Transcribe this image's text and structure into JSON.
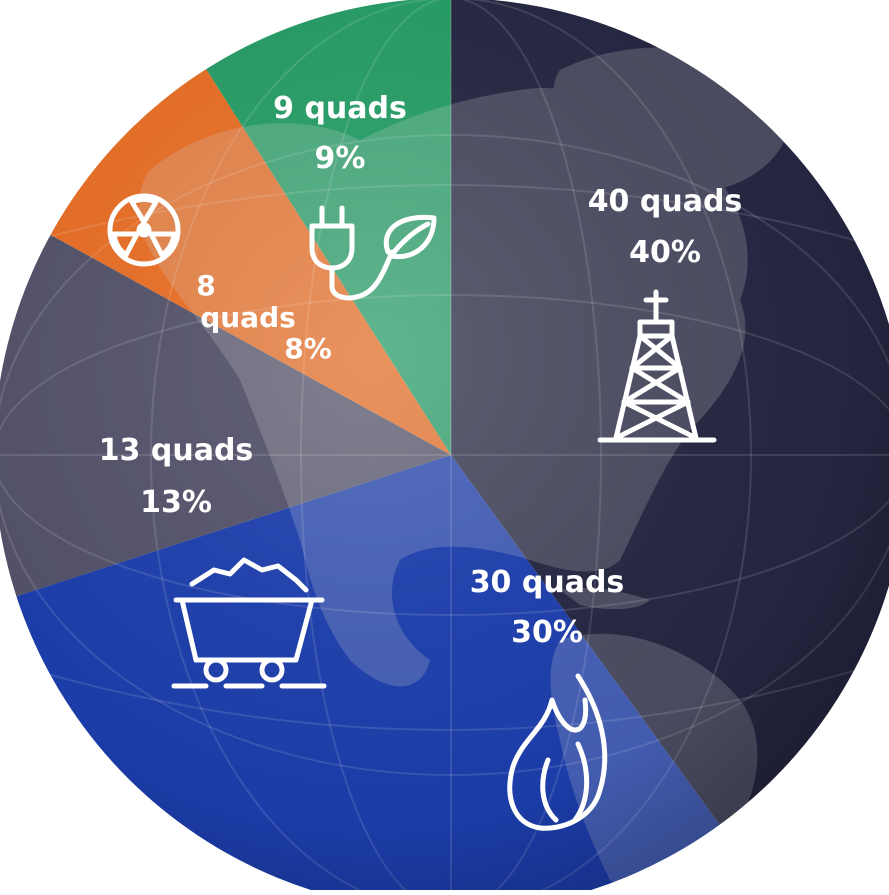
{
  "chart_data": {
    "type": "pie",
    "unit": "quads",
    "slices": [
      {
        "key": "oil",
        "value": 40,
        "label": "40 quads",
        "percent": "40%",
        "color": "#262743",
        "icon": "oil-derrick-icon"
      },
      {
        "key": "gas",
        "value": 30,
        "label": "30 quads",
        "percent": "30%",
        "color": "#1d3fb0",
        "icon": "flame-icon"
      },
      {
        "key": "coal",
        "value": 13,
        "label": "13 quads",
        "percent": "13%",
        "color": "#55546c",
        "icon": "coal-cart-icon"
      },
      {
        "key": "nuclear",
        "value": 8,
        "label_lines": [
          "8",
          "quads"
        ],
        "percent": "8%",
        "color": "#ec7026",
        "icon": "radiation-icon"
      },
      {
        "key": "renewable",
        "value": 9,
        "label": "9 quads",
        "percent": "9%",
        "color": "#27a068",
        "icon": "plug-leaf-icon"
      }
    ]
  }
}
• • • • •
_Aim of the exercise_
Write the lines above out again exactly, without any of their pictures.

_Result for this exercise_
Transcribe this image's text and structure into JSON.
{
  "chart_data": {
    "type": "pie",
    "unit": "quads",
    "slices": [
      {
        "key": "oil",
        "value": 40,
        "label": "40 quads",
        "percent": "40%",
        "color": "#262743",
        "icon": "oil-derrick-icon"
      },
      {
        "key": "gas",
        "value": 30,
        "label": "30 quads",
        "percent": "30%",
        "color": "#1d3fb0",
        "icon": "flame-icon"
      },
      {
        "key": "coal",
        "value": 13,
        "label": "13 quads",
        "percent": "13%",
        "color": "#55546c",
        "icon": "coal-cart-icon"
      },
      {
        "key": "nuclear",
        "value": 8,
        "label_lines": [
          "8",
          "quads"
        ],
        "percent": "8%",
        "color": "#ec7026",
        "icon": "radiation-icon"
      },
      {
        "key": "renewable",
        "value": 9,
        "label": "9 quads",
        "percent": "9%",
        "color": "#27a068",
        "icon": "plug-leaf-icon"
      }
    ]
  }
}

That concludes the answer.